Goal of the exercise: Your task is to give the data again, exactly, with every line intact.

Records for processing:

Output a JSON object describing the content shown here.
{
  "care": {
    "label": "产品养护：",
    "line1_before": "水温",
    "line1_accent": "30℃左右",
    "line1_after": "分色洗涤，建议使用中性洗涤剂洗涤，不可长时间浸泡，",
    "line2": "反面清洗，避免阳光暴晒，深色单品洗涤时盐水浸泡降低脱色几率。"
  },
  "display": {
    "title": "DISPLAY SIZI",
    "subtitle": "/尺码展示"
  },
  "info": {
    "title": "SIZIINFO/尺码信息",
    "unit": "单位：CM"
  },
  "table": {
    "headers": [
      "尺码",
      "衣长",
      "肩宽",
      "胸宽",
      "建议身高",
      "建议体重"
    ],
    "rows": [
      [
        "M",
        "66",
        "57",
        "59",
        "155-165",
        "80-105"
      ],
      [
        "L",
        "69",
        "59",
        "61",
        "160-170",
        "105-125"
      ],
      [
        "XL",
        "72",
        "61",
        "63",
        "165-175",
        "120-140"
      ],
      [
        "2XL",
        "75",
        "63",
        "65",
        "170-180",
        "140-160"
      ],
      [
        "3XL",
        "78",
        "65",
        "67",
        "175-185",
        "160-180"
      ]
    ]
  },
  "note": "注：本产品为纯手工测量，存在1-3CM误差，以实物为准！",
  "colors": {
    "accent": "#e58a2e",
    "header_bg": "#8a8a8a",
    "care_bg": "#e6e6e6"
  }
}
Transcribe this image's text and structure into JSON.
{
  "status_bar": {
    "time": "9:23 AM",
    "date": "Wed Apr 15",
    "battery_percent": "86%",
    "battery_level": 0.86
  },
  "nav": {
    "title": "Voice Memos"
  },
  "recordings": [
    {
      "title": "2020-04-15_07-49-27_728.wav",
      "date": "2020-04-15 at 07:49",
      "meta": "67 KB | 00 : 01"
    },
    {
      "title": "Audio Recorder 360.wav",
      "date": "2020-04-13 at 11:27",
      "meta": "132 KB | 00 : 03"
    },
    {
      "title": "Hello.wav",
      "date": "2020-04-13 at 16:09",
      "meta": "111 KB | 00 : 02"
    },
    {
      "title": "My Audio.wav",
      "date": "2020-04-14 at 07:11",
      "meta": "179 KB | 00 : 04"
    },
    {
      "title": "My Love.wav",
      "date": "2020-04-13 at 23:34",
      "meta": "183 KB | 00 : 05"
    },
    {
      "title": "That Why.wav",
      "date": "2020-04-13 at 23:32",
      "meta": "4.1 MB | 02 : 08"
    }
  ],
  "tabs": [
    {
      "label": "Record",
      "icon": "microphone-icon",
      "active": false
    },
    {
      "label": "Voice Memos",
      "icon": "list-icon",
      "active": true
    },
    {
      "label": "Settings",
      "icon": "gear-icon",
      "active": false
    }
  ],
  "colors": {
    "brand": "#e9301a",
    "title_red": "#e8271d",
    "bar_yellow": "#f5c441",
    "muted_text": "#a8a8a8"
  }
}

Solution to this problem:
Output a JSON object describing the content shown here.
{
  "care": {
    "label": "产品养护：",
    "line1_before": "水温",
    "line1_accent": "30℃左右",
    "line1_after": "分色洗涤，建议使用中性洗涤剂洗涤，不可长时间浸泡，",
    "line2": "反面清洗，避免阳光暴晒，深色单品洗涤时盐水浸泡降低脱色几率。"
  },
  "display": {
    "title": "DISPLAY SIZI",
    "subtitle": "/尺码展示"
  },
  "info": {
    "title": "SIZIINFO/尺码信息",
    "unit": "单位：CM"
  },
  "table": {
    "headers": [
      "尺码",
      "衣长",
      "肩宽",
      "胸宽",
      "建议身高",
      "建议体重"
    ],
    "rows": [
      [
        "M",
        "66",
        "57",
        "59",
        "155-165",
        "80-105"
      ],
      [
        "L",
        "69",
        "59",
        "61",
        "160-170",
        "105-125"
      ],
      [
        "XL",
        "72",
        "61",
        "63",
        "165-175",
        "120-140"
      ],
      [
        "2XL",
        "75",
        "63",
        "65",
        "170-180",
        "140-160"
      ],
      [
        "3XL",
        "78",
        "65",
        "67",
        "175-185",
        "160-180"
      ]
    ]
  },
  "note": "注：本产品为纯手工测量，存在1-3CM误差，以实物为准！",
  "colors": {
    "accent": "#e58a2e",
    "header_bg": "#8a8a8a",
    "care_bg": "#e6e6e6"
  }
}
Transcribe this image's text and structure into JSON.
{
  "status_bar": {
    "time": "9:23 AM",
    "date": "Wed Apr 15",
    "battery_percent": "86%",
    "battery_level": 0.86
  },
  "nav": {
    "title": "Voice Memos"
  },
  "recordings": [
    {
      "title": "2020-04-15_07-49-27_728.wav",
      "date": "2020-04-15 at 07:49",
      "meta": "67 KB | 00 : 01"
    },
    {
      "title": "Audio Recorder 360.wav",
      "date": "2020-04-13 at 11:27",
      "meta": "132 KB | 00 : 03"
    },
    {
      "title": "Hello.wav",
      "date": "2020-04-13 at 16:09",
      "meta": "111 KB | 00 : 02"
    },
    {
      "title": "My Audio.wav",
      "date": "2020-04-14 at 07:11",
      "meta": "179 KB | 00 : 04"
    },
    {
      "title": "My Love.wav",
      "date": "2020-04-13 at 23:34",
      "meta": "183 KB | 00 : 05"
    },
    {
      "title": "That Why.wav",
      "date": "2020-04-13 at 23:32",
      "meta": "4.1 MB | 02 : 08"
    }
  ],
  "tabs": [
    {
      "label": "Record",
      "icon": "microphone-icon",
      "active": false
    },
    {
      "label": "Voice Memos",
      "icon": "list-icon",
      "active": true
    },
    {
      "label": "Settings",
      "icon": "gear-icon",
      "active": false
    }
  ],
  "colors": {
    "brand": "#e9301a",
    "title_red": "#e8271d",
    "bar_yellow": "#f5c441",
    "muted_text": "#a8a8a8"
  }
}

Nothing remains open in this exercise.